_What you should do_
Copy out the listing that follows, exact in every word, and skip the images.
──────── Dataset extract ────────
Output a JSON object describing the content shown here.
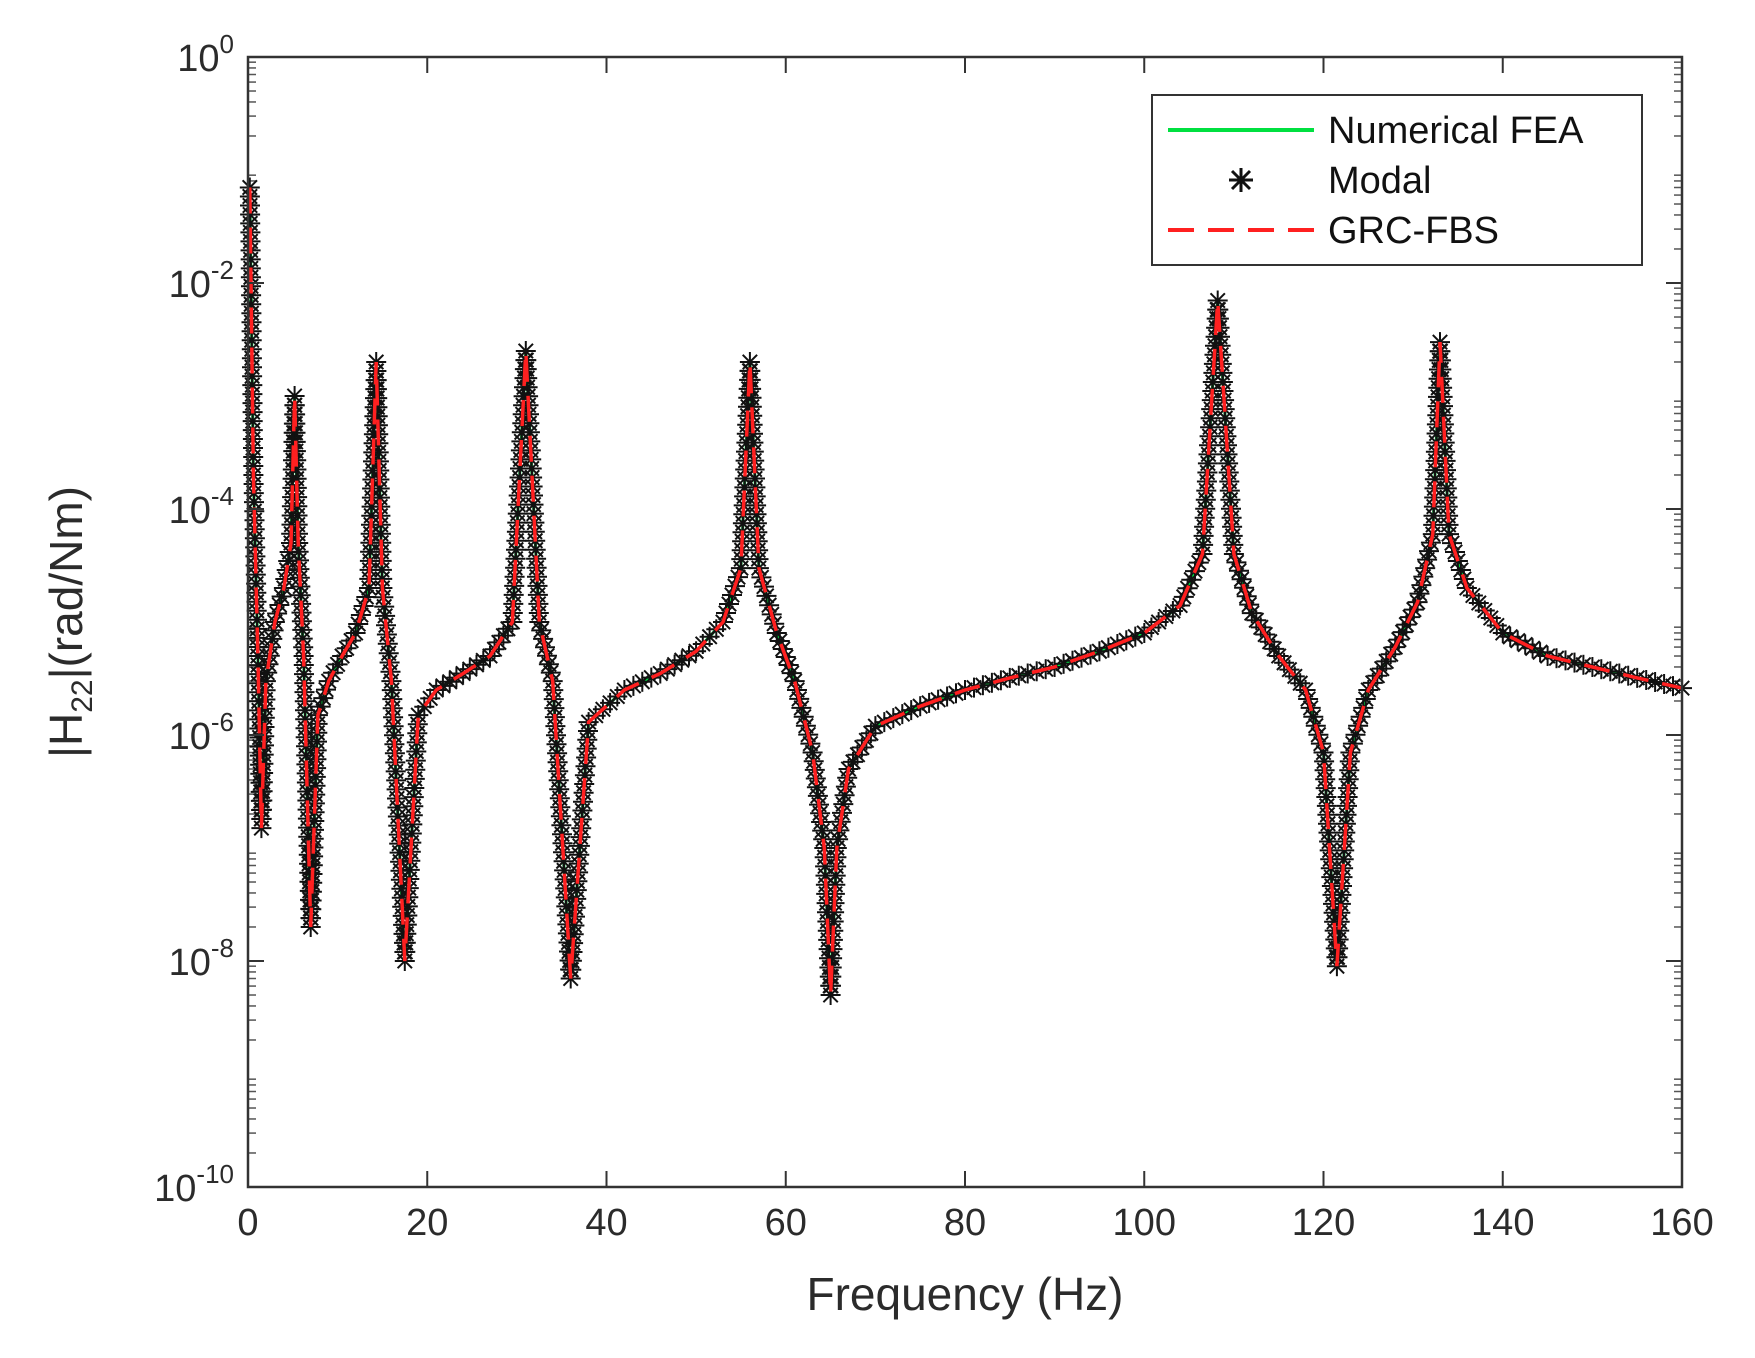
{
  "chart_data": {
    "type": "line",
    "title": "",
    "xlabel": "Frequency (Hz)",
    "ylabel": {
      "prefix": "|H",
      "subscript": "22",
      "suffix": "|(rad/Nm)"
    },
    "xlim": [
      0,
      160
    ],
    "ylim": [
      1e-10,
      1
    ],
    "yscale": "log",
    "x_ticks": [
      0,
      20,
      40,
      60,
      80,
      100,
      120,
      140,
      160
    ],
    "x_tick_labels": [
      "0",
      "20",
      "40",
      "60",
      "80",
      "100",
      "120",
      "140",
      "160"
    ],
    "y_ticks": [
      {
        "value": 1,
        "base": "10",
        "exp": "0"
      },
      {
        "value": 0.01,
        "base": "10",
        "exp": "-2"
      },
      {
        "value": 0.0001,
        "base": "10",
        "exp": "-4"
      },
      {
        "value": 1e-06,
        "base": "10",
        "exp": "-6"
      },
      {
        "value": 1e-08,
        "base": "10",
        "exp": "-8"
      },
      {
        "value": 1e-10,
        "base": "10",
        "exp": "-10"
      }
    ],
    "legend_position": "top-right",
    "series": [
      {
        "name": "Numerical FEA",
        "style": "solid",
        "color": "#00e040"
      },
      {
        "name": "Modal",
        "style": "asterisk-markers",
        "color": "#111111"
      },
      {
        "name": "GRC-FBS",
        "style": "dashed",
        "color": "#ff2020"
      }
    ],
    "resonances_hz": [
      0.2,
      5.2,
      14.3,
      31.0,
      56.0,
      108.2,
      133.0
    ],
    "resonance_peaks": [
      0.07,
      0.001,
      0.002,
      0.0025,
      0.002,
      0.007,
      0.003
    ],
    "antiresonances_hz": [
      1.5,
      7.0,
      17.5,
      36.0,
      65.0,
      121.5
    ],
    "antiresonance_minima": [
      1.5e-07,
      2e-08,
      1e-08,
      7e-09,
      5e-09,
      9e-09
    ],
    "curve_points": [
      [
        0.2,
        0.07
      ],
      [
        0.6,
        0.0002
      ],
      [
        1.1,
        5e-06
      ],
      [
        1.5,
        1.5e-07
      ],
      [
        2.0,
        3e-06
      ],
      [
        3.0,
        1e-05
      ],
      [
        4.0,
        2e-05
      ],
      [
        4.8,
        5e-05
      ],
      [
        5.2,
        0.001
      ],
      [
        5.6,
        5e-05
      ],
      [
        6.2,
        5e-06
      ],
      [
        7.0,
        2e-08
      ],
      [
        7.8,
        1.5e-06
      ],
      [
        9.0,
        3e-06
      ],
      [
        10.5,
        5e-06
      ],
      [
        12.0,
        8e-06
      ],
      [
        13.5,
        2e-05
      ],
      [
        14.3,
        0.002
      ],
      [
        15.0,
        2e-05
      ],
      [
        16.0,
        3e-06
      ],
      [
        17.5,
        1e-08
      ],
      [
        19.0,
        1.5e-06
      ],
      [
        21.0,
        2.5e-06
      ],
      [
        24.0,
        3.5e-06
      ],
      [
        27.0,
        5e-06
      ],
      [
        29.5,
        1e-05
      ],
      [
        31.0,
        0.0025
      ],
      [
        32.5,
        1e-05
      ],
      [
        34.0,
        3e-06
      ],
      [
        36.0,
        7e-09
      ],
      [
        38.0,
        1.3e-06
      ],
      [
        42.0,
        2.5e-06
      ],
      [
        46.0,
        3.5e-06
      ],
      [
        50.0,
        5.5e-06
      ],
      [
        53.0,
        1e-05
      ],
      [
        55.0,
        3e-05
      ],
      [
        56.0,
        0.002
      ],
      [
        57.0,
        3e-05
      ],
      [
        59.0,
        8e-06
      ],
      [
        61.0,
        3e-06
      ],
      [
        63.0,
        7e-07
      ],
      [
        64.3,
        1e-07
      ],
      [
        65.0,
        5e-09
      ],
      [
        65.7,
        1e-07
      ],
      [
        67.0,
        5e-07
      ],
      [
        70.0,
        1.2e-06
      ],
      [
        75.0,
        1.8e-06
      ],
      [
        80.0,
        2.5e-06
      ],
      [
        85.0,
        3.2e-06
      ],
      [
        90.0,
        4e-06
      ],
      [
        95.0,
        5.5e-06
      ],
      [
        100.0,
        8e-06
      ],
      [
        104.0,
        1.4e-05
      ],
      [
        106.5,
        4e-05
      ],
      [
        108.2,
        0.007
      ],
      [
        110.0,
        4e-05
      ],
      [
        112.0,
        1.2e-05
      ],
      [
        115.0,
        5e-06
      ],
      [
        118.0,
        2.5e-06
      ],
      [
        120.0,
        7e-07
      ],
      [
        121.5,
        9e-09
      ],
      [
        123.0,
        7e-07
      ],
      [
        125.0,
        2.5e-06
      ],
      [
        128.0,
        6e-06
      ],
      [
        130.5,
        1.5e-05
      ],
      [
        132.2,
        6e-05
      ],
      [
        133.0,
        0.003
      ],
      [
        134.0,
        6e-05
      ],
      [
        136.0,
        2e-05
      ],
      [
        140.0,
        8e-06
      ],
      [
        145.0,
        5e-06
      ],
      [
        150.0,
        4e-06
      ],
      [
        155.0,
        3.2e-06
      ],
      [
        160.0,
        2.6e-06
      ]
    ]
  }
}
────────
_Output_
Output a JSON object describing the content shown here.
{
  "chart_data": {
    "type": "line",
    "title": "",
    "xlabel": "Frequency (Hz)",
    "ylabel": {
      "prefix": "|H",
      "subscript": "22",
      "suffix": "|(rad/Nm)"
    },
    "xlim": [
      0,
      160
    ],
    "ylim": [
      1e-10,
      1
    ],
    "yscale": "log",
    "x_ticks": [
      0,
      20,
      40,
      60,
      80,
      100,
      120,
      140,
      160
    ],
    "x_tick_labels": [
      "0",
      "20",
      "40",
      "60",
      "80",
      "100",
      "120",
      "140",
      "160"
    ],
    "y_ticks": [
      {
        "value": 1,
        "base": "10",
        "exp": "0"
      },
      {
        "value": 0.01,
        "base": "10",
        "exp": "-2"
      },
      {
        "value": 0.0001,
        "base": "10",
        "exp": "-4"
      },
      {
        "value": 1e-06,
        "base": "10",
        "exp": "-6"
      },
      {
        "value": 1e-08,
        "base": "10",
        "exp": "-8"
      },
      {
        "value": 1e-10,
        "base": "10",
        "exp": "-10"
      }
    ],
    "legend_position": "top-right",
    "series": [
      {
        "name": "Numerical FEA",
        "style": "solid",
        "color": "#00e040"
      },
      {
        "name": "Modal",
        "style": "asterisk-markers",
        "color": "#111111"
      },
      {
        "name": "GRC-FBS",
        "style": "dashed",
        "color": "#ff2020"
      }
    ],
    "resonances_hz": [
      0.2,
      5.2,
      14.3,
      31.0,
      56.0,
      108.2,
      133.0
    ],
    "resonance_peaks": [
      0.07,
      0.001,
      0.002,
      0.0025,
      0.002,
      0.007,
      0.003
    ],
    "antiresonances_hz": [
      1.5,
      7.0,
      17.5,
      36.0,
      65.0,
      121.5
    ],
    "antiresonance_minima": [
      1.5e-07,
      2e-08,
      1e-08,
      7e-09,
      5e-09,
      9e-09
    ],
    "curve_points": [
      [
        0.2,
        0.07
      ],
      [
        0.6,
        0.0002
      ],
      [
        1.1,
        5e-06
      ],
      [
        1.5,
        1.5e-07
      ],
      [
        2.0,
        3e-06
      ],
      [
        3.0,
        1e-05
      ],
      [
        4.0,
        2e-05
      ],
      [
        4.8,
        5e-05
      ],
      [
        5.2,
        0.001
      ],
      [
        5.6,
        5e-05
      ],
      [
        6.2,
        5e-06
      ],
      [
        7.0,
        2e-08
      ],
      [
        7.8,
        1.5e-06
      ],
      [
        9.0,
        3e-06
      ],
      [
        10.5,
        5e-06
      ],
      [
        12.0,
        8e-06
      ],
      [
        13.5,
        2e-05
      ],
      [
        14.3,
        0.002
      ],
      [
        15.0,
        2e-05
      ],
      [
        16.0,
        3e-06
      ],
      [
        17.5,
        1e-08
      ],
      [
        19.0,
        1.5e-06
      ],
      [
        21.0,
        2.5e-06
      ],
      [
        24.0,
        3.5e-06
      ],
      [
        27.0,
        5e-06
      ],
      [
        29.5,
        1e-05
      ],
      [
        31.0,
        0.0025
      ],
      [
        32.5,
        1e-05
      ],
      [
        34.0,
        3e-06
      ],
      [
        36.0,
        7e-09
      ],
      [
        38.0,
        1.3e-06
      ],
      [
        42.0,
        2.5e-06
      ],
      [
        46.0,
        3.5e-06
      ],
      [
        50.0,
        5.5e-06
      ],
      [
        53.0,
        1e-05
      ],
      [
        55.0,
        3e-05
      ],
      [
        56.0,
        0.002
      ],
      [
        57.0,
        3e-05
      ],
      [
        59.0,
        8e-06
      ],
      [
        61.0,
        3e-06
      ],
      [
        63.0,
        7e-07
      ],
      [
        64.3,
        1e-07
      ],
      [
        65.0,
        5e-09
      ],
      [
        65.7,
        1e-07
      ],
      [
        67.0,
        5e-07
      ],
      [
        70.0,
        1.2e-06
      ],
      [
        75.0,
        1.8e-06
      ],
      [
        80.0,
        2.5e-06
      ],
      [
        85.0,
        3.2e-06
      ],
      [
        90.0,
        4e-06
      ],
      [
        95.0,
        5.5e-06
      ],
      [
        100.0,
        8e-06
      ],
      [
        104.0,
        1.4e-05
      ],
      [
        106.5,
        4e-05
      ],
      [
        108.2,
        0.007
      ],
      [
        110.0,
        4e-05
      ],
      [
        112.0,
        1.2e-05
      ],
      [
        115.0,
        5e-06
      ],
      [
        118.0,
        2.5e-06
      ],
      [
        120.0,
        7e-07
      ],
      [
        121.5,
        9e-09
      ],
      [
        123.0,
        7e-07
      ],
      [
        125.0,
        2.5e-06
      ],
      [
        128.0,
        6e-06
      ],
      [
        130.5,
        1.5e-05
      ],
      [
        132.2,
        6e-05
      ],
      [
        133.0,
        0.003
      ],
      [
        134.0,
        6e-05
      ],
      [
        136.0,
        2e-05
      ],
      [
        140.0,
        8e-06
      ],
      [
        145.0,
        5e-06
      ],
      [
        150.0,
        4e-06
      ],
      [
        155.0,
        3.2e-06
      ],
      [
        160.0,
        2.6e-06
      ]
    ]
  }
}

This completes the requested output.